*Items from a data source*:
★ ★ ★ ★

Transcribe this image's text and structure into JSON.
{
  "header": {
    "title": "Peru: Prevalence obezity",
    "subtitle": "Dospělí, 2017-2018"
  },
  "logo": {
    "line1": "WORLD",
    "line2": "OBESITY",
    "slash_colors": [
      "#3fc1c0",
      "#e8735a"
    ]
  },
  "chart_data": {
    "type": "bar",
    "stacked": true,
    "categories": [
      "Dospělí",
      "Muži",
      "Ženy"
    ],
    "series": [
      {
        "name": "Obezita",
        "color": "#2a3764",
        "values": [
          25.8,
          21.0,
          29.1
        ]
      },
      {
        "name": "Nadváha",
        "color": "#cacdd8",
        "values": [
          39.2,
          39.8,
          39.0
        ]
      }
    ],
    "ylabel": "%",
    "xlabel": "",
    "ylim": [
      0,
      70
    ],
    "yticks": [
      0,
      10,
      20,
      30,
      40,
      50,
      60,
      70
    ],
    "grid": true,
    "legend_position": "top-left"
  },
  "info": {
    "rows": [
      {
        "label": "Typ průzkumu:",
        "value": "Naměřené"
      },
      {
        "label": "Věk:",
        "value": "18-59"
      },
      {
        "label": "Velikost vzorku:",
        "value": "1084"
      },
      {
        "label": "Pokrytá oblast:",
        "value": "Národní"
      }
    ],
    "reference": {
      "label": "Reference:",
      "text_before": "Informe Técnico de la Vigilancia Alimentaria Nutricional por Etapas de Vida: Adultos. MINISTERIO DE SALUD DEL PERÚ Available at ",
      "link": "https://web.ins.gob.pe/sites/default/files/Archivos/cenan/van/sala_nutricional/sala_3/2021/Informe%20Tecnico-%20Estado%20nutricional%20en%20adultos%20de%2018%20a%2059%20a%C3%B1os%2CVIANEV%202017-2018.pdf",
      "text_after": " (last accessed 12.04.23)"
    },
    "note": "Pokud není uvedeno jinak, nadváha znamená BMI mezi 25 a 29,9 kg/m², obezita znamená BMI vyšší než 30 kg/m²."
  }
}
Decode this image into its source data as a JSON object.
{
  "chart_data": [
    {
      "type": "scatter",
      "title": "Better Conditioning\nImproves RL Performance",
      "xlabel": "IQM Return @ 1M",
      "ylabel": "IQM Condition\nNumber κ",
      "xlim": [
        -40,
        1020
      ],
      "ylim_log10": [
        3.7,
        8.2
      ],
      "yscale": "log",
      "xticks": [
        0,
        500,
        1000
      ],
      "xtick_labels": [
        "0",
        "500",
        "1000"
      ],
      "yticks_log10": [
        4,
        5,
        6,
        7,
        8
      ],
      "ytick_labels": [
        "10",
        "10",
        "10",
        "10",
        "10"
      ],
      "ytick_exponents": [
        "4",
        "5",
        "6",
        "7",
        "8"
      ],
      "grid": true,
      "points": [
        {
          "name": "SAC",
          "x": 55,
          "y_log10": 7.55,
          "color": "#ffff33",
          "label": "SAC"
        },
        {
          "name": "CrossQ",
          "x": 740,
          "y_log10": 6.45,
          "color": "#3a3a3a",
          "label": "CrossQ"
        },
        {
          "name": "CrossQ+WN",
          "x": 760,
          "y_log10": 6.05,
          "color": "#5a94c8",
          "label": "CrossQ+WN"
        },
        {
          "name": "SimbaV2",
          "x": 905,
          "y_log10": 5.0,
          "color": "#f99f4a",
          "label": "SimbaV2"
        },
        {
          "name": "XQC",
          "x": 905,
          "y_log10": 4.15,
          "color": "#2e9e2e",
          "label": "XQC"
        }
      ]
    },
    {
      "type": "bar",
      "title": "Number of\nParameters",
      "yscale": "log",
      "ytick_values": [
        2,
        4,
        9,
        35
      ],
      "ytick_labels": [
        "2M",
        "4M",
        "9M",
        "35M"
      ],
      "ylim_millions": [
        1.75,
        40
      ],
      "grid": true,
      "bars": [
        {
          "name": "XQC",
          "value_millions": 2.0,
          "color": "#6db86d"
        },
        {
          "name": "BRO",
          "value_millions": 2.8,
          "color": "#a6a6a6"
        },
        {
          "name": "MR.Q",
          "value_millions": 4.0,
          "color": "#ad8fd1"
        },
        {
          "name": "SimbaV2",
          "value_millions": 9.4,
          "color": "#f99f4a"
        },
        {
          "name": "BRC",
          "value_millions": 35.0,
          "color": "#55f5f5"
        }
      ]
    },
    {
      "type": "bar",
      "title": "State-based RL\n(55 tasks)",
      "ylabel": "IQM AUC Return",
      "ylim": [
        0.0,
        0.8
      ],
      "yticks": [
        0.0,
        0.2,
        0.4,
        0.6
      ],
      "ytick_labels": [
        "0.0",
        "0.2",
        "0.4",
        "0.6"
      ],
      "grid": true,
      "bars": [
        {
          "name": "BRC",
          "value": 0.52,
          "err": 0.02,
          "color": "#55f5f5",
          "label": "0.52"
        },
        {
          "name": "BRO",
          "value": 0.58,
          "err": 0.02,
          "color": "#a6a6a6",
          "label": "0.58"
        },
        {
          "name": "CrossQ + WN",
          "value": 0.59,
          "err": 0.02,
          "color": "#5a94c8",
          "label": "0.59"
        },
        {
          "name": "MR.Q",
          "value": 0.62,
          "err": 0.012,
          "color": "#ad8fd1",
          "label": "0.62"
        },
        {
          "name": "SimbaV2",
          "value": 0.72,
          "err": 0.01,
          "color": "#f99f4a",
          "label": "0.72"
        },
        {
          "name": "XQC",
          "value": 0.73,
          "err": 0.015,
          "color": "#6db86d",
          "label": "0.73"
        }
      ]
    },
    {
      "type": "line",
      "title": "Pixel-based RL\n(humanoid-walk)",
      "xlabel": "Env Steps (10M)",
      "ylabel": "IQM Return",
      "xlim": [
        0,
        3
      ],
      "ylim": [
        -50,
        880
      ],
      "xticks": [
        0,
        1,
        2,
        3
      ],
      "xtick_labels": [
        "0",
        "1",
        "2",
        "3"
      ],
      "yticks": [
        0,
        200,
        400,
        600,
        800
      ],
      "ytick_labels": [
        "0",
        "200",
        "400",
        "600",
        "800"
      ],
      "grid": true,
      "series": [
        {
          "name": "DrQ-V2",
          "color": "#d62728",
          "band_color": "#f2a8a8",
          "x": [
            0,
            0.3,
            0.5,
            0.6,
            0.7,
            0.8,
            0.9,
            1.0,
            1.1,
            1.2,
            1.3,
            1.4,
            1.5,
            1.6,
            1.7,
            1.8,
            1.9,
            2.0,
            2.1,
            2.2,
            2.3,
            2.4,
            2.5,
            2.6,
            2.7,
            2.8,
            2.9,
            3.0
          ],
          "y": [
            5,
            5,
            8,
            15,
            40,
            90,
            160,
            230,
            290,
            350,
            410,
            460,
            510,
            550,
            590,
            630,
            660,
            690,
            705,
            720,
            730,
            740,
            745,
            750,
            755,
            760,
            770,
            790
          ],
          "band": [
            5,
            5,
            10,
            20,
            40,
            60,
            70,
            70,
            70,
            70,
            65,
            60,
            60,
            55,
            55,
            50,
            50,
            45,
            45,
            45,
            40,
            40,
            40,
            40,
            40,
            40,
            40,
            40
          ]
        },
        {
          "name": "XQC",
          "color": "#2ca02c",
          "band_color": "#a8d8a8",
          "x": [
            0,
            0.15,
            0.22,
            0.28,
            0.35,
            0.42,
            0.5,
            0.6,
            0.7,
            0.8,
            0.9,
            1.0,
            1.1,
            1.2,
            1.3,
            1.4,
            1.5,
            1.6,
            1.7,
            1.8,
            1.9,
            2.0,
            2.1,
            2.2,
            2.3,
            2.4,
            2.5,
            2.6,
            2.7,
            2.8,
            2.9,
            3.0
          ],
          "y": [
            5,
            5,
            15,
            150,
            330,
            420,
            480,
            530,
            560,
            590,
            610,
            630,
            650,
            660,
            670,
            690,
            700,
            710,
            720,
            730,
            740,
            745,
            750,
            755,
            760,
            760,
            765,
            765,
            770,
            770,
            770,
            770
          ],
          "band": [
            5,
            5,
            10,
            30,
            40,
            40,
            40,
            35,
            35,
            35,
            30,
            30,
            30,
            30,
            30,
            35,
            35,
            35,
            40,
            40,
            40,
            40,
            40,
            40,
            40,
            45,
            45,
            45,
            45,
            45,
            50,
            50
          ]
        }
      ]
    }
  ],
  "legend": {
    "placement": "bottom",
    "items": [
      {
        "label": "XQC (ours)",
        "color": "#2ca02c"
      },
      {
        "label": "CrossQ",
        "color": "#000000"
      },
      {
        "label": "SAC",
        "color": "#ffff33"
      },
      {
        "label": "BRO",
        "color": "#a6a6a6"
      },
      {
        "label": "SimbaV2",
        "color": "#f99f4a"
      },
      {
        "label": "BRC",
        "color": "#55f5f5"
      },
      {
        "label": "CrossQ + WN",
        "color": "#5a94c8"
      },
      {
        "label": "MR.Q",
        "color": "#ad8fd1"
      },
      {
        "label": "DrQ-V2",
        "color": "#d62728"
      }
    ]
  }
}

★ ★ ★ ★

*BRIEF*:
Gather, from the listing above, every line carrying the word "based".

*EXPECTED OUTPUT*:
      "title": "State-based RL\n(55 tasks)",
      "title": "Pixel-based RL\n(humanoid-walk)",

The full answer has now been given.